**Records from a dataset:**
━━━━━━━━━━━━━━━━━━━━━━━━━━━━━━
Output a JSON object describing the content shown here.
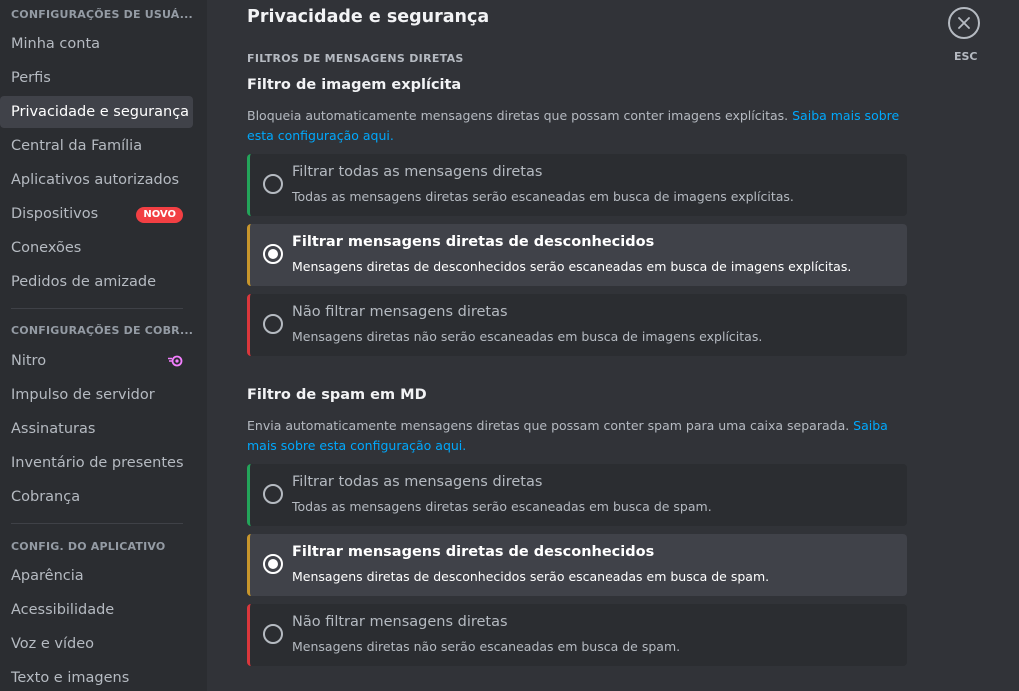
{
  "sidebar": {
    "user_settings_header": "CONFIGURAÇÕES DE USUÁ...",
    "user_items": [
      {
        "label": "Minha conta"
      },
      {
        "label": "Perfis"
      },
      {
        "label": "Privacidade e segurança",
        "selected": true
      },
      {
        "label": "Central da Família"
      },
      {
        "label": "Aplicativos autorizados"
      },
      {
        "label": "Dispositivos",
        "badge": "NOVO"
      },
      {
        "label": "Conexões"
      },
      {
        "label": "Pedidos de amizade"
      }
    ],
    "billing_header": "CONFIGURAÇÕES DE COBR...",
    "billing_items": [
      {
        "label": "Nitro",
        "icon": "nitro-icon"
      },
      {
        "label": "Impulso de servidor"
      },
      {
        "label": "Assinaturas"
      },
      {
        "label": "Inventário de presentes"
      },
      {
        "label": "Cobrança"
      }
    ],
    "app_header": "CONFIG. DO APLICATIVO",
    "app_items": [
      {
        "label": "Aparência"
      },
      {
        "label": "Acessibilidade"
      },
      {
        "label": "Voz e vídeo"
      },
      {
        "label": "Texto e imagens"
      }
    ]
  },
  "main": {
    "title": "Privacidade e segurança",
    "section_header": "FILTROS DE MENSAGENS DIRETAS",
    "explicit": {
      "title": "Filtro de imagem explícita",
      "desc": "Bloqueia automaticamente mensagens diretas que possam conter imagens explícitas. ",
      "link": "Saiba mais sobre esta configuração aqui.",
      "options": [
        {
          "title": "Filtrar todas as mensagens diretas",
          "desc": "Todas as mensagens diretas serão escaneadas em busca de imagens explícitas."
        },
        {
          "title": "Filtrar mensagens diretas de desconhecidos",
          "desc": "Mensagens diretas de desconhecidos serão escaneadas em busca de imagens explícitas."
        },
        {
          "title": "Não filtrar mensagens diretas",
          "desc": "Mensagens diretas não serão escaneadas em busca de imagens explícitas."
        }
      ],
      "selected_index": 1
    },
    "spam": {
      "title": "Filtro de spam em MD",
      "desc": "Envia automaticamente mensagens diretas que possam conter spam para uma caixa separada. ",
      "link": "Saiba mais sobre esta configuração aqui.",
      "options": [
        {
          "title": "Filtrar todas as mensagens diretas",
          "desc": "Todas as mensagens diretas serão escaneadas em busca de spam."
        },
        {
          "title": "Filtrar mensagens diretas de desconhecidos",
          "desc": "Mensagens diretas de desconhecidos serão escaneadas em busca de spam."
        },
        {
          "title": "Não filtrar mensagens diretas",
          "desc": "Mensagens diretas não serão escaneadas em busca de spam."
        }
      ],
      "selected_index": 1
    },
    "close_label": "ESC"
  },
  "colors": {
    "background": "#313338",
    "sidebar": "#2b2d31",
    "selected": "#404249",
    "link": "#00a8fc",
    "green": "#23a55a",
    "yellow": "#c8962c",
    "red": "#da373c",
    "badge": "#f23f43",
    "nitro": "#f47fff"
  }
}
━━━━━━━━━━━━━━━━━━━━━━━━━━━━━━
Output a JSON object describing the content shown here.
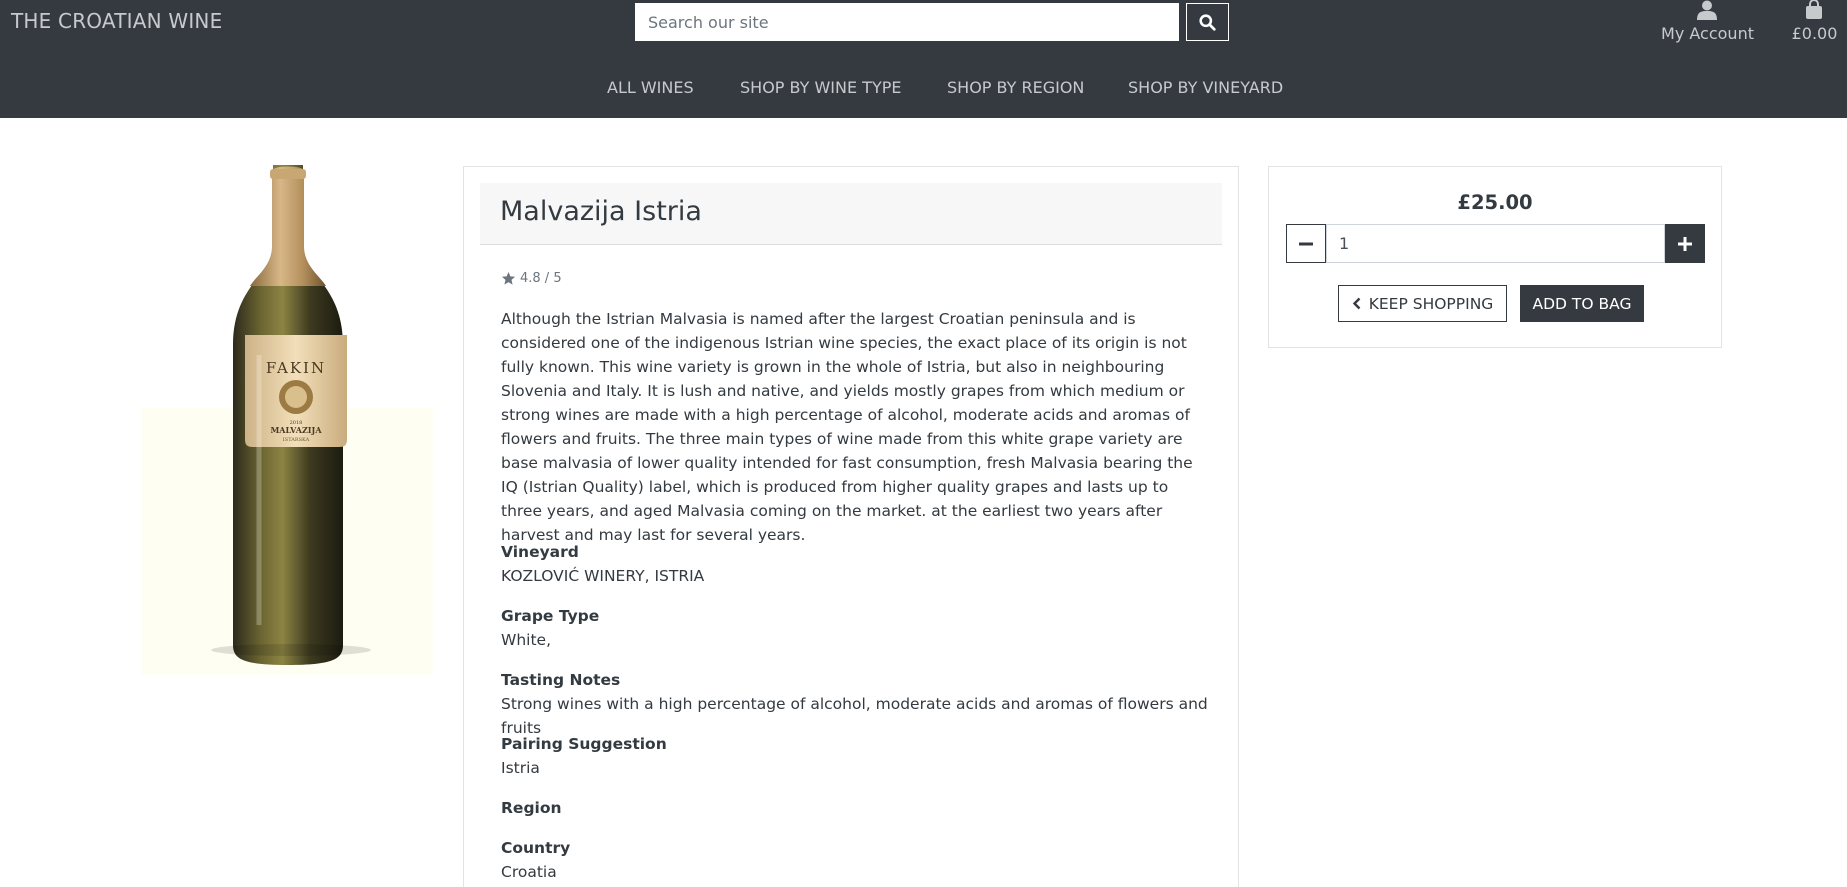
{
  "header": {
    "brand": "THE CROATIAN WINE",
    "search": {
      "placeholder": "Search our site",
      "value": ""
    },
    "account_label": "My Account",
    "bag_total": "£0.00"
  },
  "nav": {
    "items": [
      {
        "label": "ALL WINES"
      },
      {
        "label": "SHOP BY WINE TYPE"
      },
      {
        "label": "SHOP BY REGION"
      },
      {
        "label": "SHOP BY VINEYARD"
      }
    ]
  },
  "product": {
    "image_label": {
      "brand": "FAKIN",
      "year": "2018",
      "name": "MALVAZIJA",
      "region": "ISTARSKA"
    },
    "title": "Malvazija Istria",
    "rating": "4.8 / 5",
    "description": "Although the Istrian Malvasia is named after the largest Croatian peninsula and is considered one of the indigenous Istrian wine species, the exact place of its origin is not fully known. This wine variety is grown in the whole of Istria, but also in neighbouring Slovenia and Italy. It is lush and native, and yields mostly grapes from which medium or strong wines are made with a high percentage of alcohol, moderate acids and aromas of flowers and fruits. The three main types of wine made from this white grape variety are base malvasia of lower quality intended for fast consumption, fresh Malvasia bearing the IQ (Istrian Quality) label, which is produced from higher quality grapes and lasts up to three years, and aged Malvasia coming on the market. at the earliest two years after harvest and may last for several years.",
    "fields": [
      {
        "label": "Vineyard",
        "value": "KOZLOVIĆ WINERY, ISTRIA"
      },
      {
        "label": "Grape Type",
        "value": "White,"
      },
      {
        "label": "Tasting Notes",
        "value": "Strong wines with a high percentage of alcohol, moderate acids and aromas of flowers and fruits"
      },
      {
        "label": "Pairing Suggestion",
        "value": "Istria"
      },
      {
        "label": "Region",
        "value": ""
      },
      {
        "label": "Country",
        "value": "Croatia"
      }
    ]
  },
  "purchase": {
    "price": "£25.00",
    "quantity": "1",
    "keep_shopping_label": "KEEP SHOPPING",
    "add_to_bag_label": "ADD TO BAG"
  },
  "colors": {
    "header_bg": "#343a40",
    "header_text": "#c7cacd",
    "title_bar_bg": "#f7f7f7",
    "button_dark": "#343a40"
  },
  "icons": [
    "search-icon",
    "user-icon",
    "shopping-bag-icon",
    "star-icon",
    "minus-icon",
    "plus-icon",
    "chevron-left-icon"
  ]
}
━━━━━━━━━━━━━━━━━━━━━━━━━━━━━━
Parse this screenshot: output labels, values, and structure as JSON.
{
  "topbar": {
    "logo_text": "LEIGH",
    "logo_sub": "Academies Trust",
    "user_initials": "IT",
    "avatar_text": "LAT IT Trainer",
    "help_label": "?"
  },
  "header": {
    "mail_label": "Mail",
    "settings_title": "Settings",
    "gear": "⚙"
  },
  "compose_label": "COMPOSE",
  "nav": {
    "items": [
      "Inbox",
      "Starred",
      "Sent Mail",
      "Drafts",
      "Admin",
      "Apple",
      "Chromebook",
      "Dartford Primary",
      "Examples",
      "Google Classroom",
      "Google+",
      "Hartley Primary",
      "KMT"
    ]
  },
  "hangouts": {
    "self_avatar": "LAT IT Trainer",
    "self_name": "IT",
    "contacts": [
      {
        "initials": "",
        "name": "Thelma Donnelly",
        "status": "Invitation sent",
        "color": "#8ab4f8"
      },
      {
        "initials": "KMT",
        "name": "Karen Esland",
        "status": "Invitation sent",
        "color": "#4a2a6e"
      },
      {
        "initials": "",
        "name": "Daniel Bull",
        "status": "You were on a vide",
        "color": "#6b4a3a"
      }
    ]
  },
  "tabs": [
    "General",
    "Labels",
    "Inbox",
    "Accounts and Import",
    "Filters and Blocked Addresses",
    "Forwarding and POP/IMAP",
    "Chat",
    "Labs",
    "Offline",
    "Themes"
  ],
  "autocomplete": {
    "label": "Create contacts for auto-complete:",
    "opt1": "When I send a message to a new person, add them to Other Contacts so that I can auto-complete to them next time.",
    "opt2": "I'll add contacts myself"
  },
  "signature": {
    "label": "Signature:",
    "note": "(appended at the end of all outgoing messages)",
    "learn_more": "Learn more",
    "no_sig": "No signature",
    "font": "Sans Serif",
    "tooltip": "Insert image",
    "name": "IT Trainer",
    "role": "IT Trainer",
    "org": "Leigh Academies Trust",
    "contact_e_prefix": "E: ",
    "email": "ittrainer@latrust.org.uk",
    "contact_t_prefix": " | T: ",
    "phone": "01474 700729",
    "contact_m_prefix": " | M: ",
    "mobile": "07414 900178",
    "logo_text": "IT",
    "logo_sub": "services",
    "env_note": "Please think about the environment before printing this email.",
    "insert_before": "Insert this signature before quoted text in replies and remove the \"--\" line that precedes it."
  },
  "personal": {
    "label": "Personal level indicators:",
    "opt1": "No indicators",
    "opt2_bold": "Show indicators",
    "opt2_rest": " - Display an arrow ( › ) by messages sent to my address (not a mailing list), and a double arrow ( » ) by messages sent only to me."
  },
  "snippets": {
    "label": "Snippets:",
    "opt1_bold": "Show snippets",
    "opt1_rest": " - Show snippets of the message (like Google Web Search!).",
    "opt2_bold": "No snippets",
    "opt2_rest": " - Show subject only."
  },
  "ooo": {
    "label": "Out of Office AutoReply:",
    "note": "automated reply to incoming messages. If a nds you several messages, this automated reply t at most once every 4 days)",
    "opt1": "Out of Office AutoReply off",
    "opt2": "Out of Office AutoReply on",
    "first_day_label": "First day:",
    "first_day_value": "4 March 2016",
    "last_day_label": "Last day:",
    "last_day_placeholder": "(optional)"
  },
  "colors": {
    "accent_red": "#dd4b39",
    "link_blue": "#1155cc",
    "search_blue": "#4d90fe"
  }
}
━━━━━━━━━━━━━━━━━━━━━━━━━━━━━━
**Exercise task:** Identify the lines in the entries that hold "flowers" and return each one.

**Written response:**
    "description": "Although the Istrian Malvasia is named after the largest Croatian peninsula and is considered one of the indigenous Istrian wine species, the exact place of its origin is not fully known. This wine variety is grown in the whole of Istria, but also in neighbouring Slovenia and Italy. It is lush and native, and yields mostly grapes from which medium or strong wines are made with a high percentage of alcohol, moderate acids and aromas of flowers and fruits. The three main types of wine made from this white grape variety are base malvasia of lower quality intended for fast consumption, fresh Malvasia bearing the IQ (Istrian Quality) label, which is produced from higher quality grapes and lasts up to three years, and aged Malvasia coming on the market. at the earliest two years after harvest and may last for several years.",
        "value": "Strong wines with a high percentage of alcohol, moderate acids and aromas of flowers and fruits"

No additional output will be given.